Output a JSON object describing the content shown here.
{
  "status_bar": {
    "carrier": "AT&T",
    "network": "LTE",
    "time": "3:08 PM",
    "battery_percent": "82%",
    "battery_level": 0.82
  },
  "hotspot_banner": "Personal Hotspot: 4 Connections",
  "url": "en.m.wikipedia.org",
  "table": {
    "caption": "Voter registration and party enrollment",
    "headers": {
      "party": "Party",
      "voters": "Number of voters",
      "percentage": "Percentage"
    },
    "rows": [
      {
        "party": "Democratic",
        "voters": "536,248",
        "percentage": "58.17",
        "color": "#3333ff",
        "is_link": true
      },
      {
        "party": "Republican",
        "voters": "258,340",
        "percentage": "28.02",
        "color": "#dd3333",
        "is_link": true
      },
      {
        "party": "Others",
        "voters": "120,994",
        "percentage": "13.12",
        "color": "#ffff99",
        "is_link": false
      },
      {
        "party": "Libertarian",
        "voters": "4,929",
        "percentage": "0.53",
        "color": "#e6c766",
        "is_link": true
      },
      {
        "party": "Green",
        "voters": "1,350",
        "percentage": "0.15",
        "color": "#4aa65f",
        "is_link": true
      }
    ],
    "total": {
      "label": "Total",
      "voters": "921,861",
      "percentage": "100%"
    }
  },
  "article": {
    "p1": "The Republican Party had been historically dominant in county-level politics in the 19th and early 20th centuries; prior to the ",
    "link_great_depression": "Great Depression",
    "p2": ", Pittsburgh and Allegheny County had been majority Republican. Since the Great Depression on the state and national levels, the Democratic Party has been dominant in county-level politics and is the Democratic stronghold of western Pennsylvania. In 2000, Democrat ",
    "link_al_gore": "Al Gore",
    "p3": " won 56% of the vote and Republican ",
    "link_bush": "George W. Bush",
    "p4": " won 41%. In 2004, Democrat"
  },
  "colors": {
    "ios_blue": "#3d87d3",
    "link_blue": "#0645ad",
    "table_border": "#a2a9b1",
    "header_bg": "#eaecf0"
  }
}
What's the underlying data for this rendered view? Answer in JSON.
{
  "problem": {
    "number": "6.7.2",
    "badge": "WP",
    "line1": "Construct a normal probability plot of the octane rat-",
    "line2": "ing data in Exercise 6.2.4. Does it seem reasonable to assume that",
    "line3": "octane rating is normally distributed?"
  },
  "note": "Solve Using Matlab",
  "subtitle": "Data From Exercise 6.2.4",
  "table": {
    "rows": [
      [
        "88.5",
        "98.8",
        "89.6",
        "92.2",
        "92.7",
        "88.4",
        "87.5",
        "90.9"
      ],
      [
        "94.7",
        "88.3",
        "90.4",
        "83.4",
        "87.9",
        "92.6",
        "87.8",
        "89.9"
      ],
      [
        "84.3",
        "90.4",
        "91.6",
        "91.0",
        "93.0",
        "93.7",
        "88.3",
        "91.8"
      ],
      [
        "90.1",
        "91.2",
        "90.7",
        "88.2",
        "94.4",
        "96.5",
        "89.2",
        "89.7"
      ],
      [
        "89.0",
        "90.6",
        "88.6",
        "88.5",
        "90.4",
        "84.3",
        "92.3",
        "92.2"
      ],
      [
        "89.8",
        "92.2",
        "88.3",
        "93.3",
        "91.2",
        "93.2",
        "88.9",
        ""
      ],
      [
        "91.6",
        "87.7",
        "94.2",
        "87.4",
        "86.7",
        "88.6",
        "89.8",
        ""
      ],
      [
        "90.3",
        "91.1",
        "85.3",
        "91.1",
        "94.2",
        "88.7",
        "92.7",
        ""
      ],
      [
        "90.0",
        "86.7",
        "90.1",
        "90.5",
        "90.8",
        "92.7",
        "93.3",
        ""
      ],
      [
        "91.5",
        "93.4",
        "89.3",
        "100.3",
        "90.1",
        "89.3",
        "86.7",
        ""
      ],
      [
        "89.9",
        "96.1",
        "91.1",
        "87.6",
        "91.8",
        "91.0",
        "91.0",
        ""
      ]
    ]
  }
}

WORK TO BE COMPLETED
Using the data above, print every record exactly as shown.

EXERCISE RESULT
Output a JSON object describing the content shown here.
{
  "status_bar": {
    "carrier": "AT&T",
    "network": "LTE",
    "time": "3:08 PM",
    "battery_percent": "82%",
    "battery_level": 0.82
  },
  "hotspot_banner": "Personal Hotspot: 4 Connections",
  "url": "en.m.wikipedia.org",
  "table": {
    "caption": "Voter registration and party enrollment",
    "headers": {
      "party": "Party",
      "voters": "Number of voters",
      "percentage": "Percentage"
    },
    "rows": [
      {
        "party": "Democratic",
        "voters": "536,248",
        "percentage": "58.17",
        "color": "#3333ff",
        "is_link": true
      },
      {
        "party": "Republican",
        "voters": "258,340",
        "percentage": "28.02",
        "color": "#dd3333",
        "is_link": true
      },
      {
        "party": "Others",
        "voters": "120,994",
        "percentage": "13.12",
        "color": "#ffff99",
        "is_link": false
      },
      {
        "party": "Libertarian",
        "voters": "4,929",
        "percentage": "0.53",
        "color": "#e6c766",
        "is_link": true
      },
      {
        "party": "Green",
        "voters": "1,350",
        "percentage": "0.15",
        "color": "#4aa65f",
        "is_link": true
      }
    ],
    "total": {
      "label": "Total",
      "voters": "921,861",
      "percentage": "100%"
    }
  },
  "article": {
    "p1": "The Republican Party had been historically dominant in county-level politics in the 19th and early 20th centuries; prior to the ",
    "link_great_depression": "Great Depression",
    "p2": ", Pittsburgh and Allegheny County had been majority Republican. Since the Great Depression on the state and national levels, the Democratic Party has been dominant in county-level politics and is the Democratic stronghold of western Pennsylvania. In 2000, Democrat ",
    "link_al_gore": "Al Gore",
    "p3": " won 56% of the vote and Republican ",
    "link_bush": "George W. Bush",
    "p4": " won 41%. In 2004, Democrat"
  },
  "colors": {
    "ios_blue": "#3d87d3",
    "link_blue": "#0645ad",
    "table_border": "#a2a9b1",
    "header_bg": "#eaecf0"
  }
}
What's the underlying data for this rendered view? Answer in JSON.
{
  "problem": {
    "number": "6.7.2",
    "badge": "WP",
    "line1": "Construct a normal probability plot of the octane rat-",
    "line2": "ing data in Exercise 6.2.4. Does it seem reasonable to assume that",
    "line3": "octane rating is normally distributed?"
  },
  "note": "Solve Using Matlab",
  "subtitle": "Data From Exercise 6.2.4",
  "table": {
    "rows": [
      [
        "88.5",
        "98.8",
        "89.6",
        "92.2",
        "92.7",
        "88.4",
        "87.5",
        "90.9"
      ],
      [
        "94.7",
        "88.3",
        "90.4",
        "83.4",
        "87.9",
        "92.6",
        "87.8",
        "89.9"
      ],
      [
        "84.3",
        "90.4",
        "91.6",
        "91.0",
        "93.0",
        "93.7",
        "88.3",
        "91.8"
      ],
      [
        "90.1",
        "91.2",
        "90.7",
        "88.2",
        "94.4",
        "96.5",
        "89.2",
        "89.7"
      ],
      [
        "89.0",
        "90.6",
        "88.6",
        "88.5",
        "90.4",
        "84.3",
        "92.3",
        "92.2"
      ],
      [
        "89.8",
        "92.2",
        "88.3",
        "93.3",
        "91.2",
        "93.2",
        "88.9",
        ""
      ],
      [
        "91.6",
        "87.7",
        "94.2",
        "87.4",
        "86.7",
        "88.6",
        "89.8",
        ""
      ],
      [
        "90.3",
        "91.1",
        "85.3",
        "91.1",
        "94.2",
        "88.7",
        "92.7",
        ""
      ],
      [
        "90.0",
        "86.7",
        "90.1",
        "90.5",
        "90.8",
        "92.7",
        "93.3",
        ""
      ],
      [
        "91.5",
        "93.4",
        "89.3",
        "100.3",
        "90.1",
        "89.3",
        "86.7",
        ""
      ],
      [
        "89.9",
        "96.1",
        "91.1",
        "87.6",
        "91.8",
        "91.0",
        "91.0",
        ""
      ]
    ]
  }
}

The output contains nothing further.